### SET PROBLEM 1:
According to the passage on Itanium's x86 performance, roughly what share of native Itanium throughput did x86 code reach on Merced and McKinley?
### SET PROBLEM 2:
Write the next part of the passage on Itanium's x86 performance, picking up after its final sentence.

### SUPPLIED PASSAGE:
I used it bit. On both Merced and McKinley, the x86 had about one-third
of the throughput of native Itanium code: I was benchmarking with the
same source built both ways. The reasons for the poor performance seemed
to be:
(a) It was an x86 front-end driving the Itanium back-end execution
units. This didn't allow for the kind of speculative and out-of-order
execution that was normal in the x86 world by that time with the Pentium
Pro/II/III family, Athlon and Pentium 4. You were dropping back to
something that was essentially a fast-clocked 486.
(b) At least under Windows, you had to go through a complete execution
transition to Itanium mode and back again on every system call. This was
kind of slow, and meant that running the compilers that ran on x86 and
generated Itanium code on an Itanium was much slower than 1/3
performance.

### DATASET EXCERPTS:
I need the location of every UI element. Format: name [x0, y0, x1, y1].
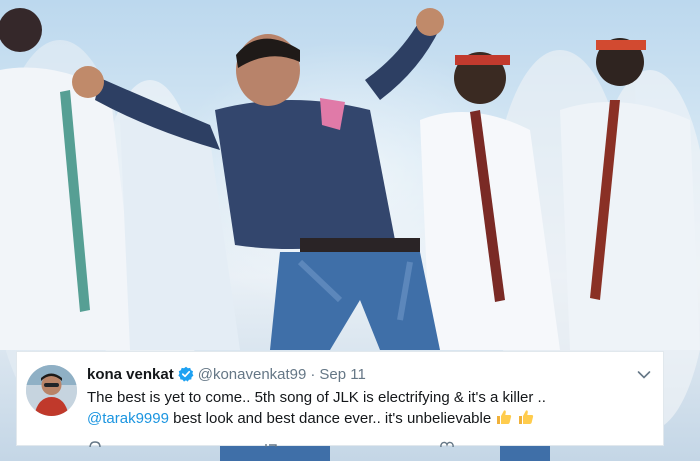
verified-badge-icon — [178, 366, 194, 382]
heart-icon[interactable] — [439, 440, 455, 447]
tweet-card[interactable]: kona venkat @konavenkat99 · Sep 11 The b… — [16, 351, 664, 447]
tweet-text-line-1: The best is yet to come.. 5th song of JL… — [87, 389, 546, 406]
tweet-text: The best is yet to come.. 5th song of JL… — [87, 387, 647, 432]
mention-link[interactable]: @tarak9999 — [87, 410, 169, 427]
tweet-actions — [87, 440, 455, 447]
retweet-icon[interactable] — [263, 440, 279, 447]
user-handle[interactable]: @konavenkat99 — [198, 366, 307, 383]
reply-icon[interactable] — [87, 440, 103, 447]
display-name[interactable]: kona venkat — [87, 366, 174, 383]
thumbs-up-icon — [495, 408, 513, 432]
tweet-text-line-2: @tarak9999 best look and best dance ever… — [87, 408, 647, 432]
tweet-text-line-2-rest: best look and best dance ever.. it's unb… — [168, 410, 492, 427]
tweet-date[interactable]: Sep 11 — [319, 366, 365, 383]
avatar[interactable] — [26, 365, 77, 416]
thumbs-up-icon — [517, 408, 535, 432]
separator-dot: · — [310, 365, 316, 383]
tweet-header: kona venkat @konavenkat99 · Sep 11 — [87, 364, 366, 384]
chevron-down-icon[interactable] — [637, 367, 651, 379]
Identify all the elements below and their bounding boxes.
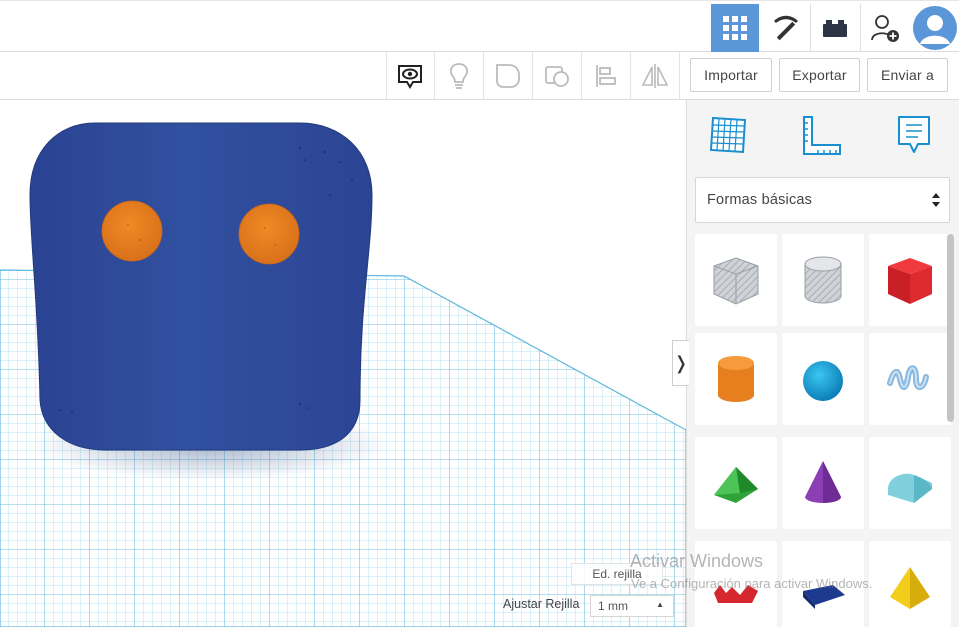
select-arrows-icon xyxy=(932,193,940,207)
bricks-button[interactable] xyxy=(811,4,859,52)
group-icon xyxy=(496,64,520,88)
panel-scrollbar[interactable] xyxy=(947,234,954,422)
round-roof-icon xyxy=(888,473,932,503)
workplane-icon xyxy=(709,116,747,154)
shape-library-select[interactable]: Formas básicas xyxy=(695,177,950,223)
import-button[interactable]: Importar xyxy=(690,58,772,92)
cone-icon xyxy=(805,461,841,503)
send-to-button[interactable]: Enviar a xyxy=(867,58,948,92)
blue-box-shape[interactable] xyxy=(29,122,373,451)
collapse-panel-button[interactable]: ❭ xyxy=(672,340,689,386)
user-avatar-button[interactable] xyxy=(911,4,959,52)
export-button[interactable]: Exportar xyxy=(779,58,860,92)
right-eye-cylinder[interactable] xyxy=(238,203,300,265)
pyramid-icon xyxy=(890,567,930,609)
shape-pyramid[interactable] xyxy=(869,541,951,627)
snap-grid-select[interactable]: 1 mm ▲ xyxy=(590,595,674,617)
top-bar xyxy=(0,0,959,52)
shape-box[interactable] xyxy=(869,234,951,326)
3d-design-button[interactable] xyxy=(711,4,759,52)
shapes-panel: Formas básicas xyxy=(686,100,959,627)
cylinder-icon xyxy=(718,356,754,402)
3d-design-grid-icon xyxy=(723,16,747,40)
shape-round-roof[interactable] xyxy=(869,437,951,529)
snap-grid-label: Ajustar Rejilla xyxy=(503,597,580,611)
roof-icon xyxy=(714,467,758,503)
ungroup-button[interactable] xyxy=(533,52,581,100)
notes-button[interactable] xyxy=(891,112,937,158)
notes-icon xyxy=(898,116,930,153)
lightbulb-button[interactable] xyxy=(435,52,483,100)
toolbar: Importar Exportar Enviar a xyxy=(0,52,959,100)
ruler-icon xyxy=(803,116,841,155)
sphere-icon xyxy=(803,361,843,401)
shape-library-value: Formas básicas xyxy=(707,192,813,208)
pickaxe-icon xyxy=(774,15,798,41)
cylinder-hole-icon xyxy=(804,256,842,304)
scribble-icon xyxy=(887,365,929,390)
lightbulb-icon xyxy=(449,63,469,89)
box-hole-icon xyxy=(713,257,759,305)
chevron-right-icon: ❭ xyxy=(673,352,689,373)
mirror-button[interactable] xyxy=(631,52,679,100)
shape-cylinder[interactable] xyxy=(695,333,777,425)
add-user-button[interactable] xyxy=(861,4,909,52)
workplane-button[interactable] xyxy=(705,112,751,158)
add-user-icon xyxy=(871,15,899,42)
windows-activation-title: Activar Windows xyxy=(630,551,764,571)
shape-roof[interactable] xyxy=(695,437,777,529)
notes-visibility-icon xyxy=(398,65,422,89)
notes-visibility-button[interactable] xyxy=(386,52,434,100)
snap-grid-value: 1 mm xyxy=(598,599,628,613)
shape-scribble[interactable] xyxy=(869,333,951,425)
brick-icon xyxy=(823,20,847,37)
group-button[interactable] xyxy=(484,52,532,100)
shape-cone[interactable] xyxy=(782,437,864,529)
shape-sphere[interactable] xyxy=(782,333,864,425)
left-eye-cylinder[interactable] xyxy=(101,200,163,262)
codeblocks-button[interactable] xyxy=(761,4,809,52)
align-button[interactable] xyxy=(582,52,630,100)
box-icon xyxy=(888,258,932,304)
align-icon xyxy=(596,65,616,87)
ungroup-icon xyxy=(545,66,569,87)
user-avatar-icon xyxy=(913,6,957,50)
caret-up-icon: ▲ xyxy=(656,600,664,609)
ruler-button[interactable] xyxy=(798,112,844,158)
windows-activation-subtitle: Ve a Configuración para activar Windows. xyxy=(631,576,873,591)
shape-box-hole[interactable] xyxy=(695,234,777,326)
mirror-icon xyxy=(641,64,669,88)
shape-cylinder-hole[interactable] xyxy=(782,234,864,326)
workplane-viewport[interactable] xyxy=(0,100,686,627)
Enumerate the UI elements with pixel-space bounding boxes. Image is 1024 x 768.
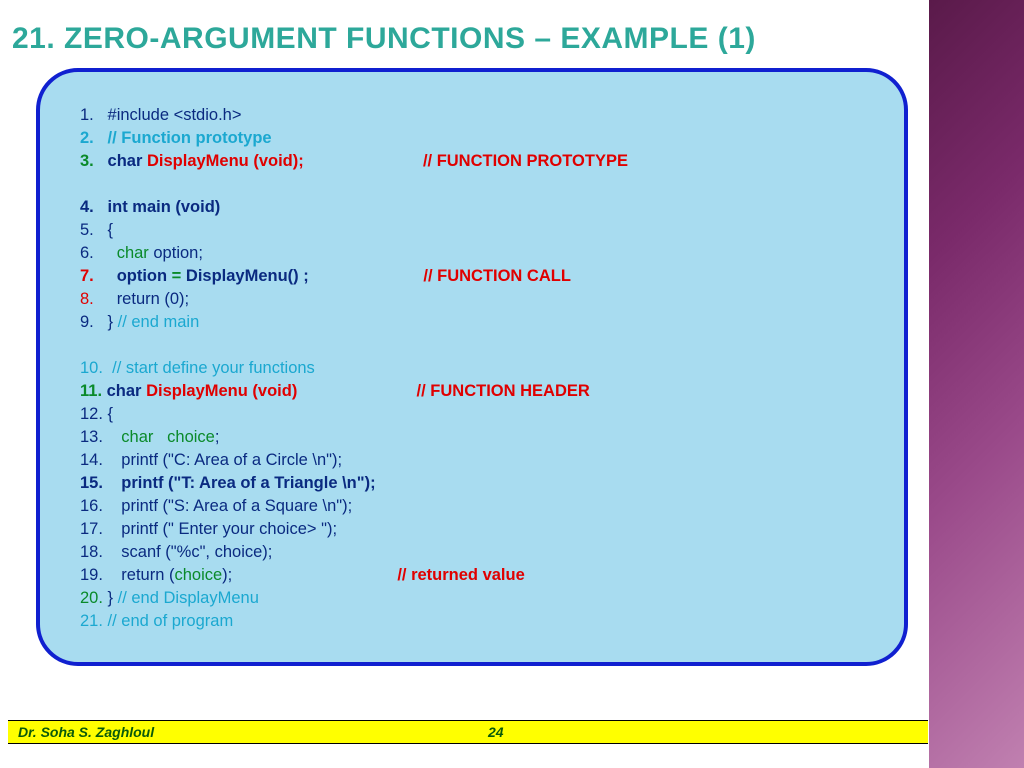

### ANSWER 1:
About one-third.

### ANSWER 2:
The only other Itanium platform I ever used was HP-UX, where the x86 was
not significant. By the time people were asking for our software on
Itanium Linux, our answer was "That's going to cost you more than you
are willing to pay."
The kind of guys who take pride in being corporate "power users", who
often drive uptake of technology, even if they don't have much insight
into it, hit severe problems with Itanium. They thought "Wow, here's
this amazing new 64-bit thing that also runs my MS Office work", got
one, and found that Office had slowed down a lot for them. That kind of
ego-driven customer really hates being wrong, and holds it against the
platform, rather than questioning their own judgement. By contrast,
AMD64 gave them just what they wanted. These people can be quite
significant, even if they are basically idiots: my employers used to
belong to EDS, and there were regular corporate edicts against buying
Alpha boxes in the nineties and Itania around the turn of the
millennium, to prevent those guys wasting money. If you had a real need
for the kit, and could explain why, you could buy them through the
company, but it was a long explanation each time.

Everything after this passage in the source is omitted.